Aim of the task ->
Your job is to restate each entry word for word.
::: Records for the task
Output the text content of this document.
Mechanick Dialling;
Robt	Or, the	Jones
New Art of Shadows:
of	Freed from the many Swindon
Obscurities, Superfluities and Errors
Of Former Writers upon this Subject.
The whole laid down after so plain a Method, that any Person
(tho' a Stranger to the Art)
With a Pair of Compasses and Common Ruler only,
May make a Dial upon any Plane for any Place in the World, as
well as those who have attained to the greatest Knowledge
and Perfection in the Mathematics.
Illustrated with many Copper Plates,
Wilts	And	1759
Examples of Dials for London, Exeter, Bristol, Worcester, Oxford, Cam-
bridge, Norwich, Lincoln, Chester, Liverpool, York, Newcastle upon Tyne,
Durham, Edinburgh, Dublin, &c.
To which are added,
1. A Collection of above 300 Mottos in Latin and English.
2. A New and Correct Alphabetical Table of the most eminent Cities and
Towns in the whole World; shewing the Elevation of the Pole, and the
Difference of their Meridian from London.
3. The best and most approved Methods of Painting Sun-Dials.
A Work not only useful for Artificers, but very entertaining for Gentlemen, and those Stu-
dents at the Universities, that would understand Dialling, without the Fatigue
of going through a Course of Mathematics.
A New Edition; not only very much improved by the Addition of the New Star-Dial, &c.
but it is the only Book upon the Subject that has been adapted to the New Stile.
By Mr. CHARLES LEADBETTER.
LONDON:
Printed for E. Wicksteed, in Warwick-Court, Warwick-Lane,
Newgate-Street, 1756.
::::::
Result for this exercise ->
Output the text content of this document.
Mechanick Dialling;
Robt	Or, the	Jones
New Art of Shadows:
of	Freed from the many Swindon
Obscurities, Superfluities and Errors
Of Former Writers upon this Subject.
The whole laid down after so plain a Method, that any Person
(tho' a Stranger to the Art)
With a Pair of Compasses and Common Ruler only,
May make a Dial upon any Plane for any Place in the World, as
well as those who have attained to the greatest Knowledge
and Perfection in the Mathematics.
Illustrated with many Copper Plates,
Wilts	And	1759
Examples of Dials for London, Exeter, Bristol, Worcester, Oxford, Cam-
bridge, Norwich, Lincoln, Chester, Liverpool, York, Newcastle upon Tyne,
Durham, Edinburgh, Dublin, &c.
To which are added,
1. A Collection of above 300 Mottos in Latin and English.
2. A New and Correct Alphabetical Table of the most eminent Cities and
Towns in the whole World; shewing the Elevation of the Pole, and the
Difference of their Meridian from London.
3. The best and most approved Methods of Painting Sun-Dials.
A Work not only useful for Artificers, but very entertaining for Gentlemen, and those Stu-
dents at the Universities, that would understand Dialling, without the Fatigue
of going through a Course of Mathematics.
A New Edition; not only very much improved by the Addition of the New Star-Dial, &c.
but it is the only Book upon the Subject that has been adapted to the New Stile.
By Mr. CHARLES LEADBETTER.
LONDON:
Printed for E. Wicksteed, in Warwick-Court, Warwick-Lane,
Newgate-Street, 1756.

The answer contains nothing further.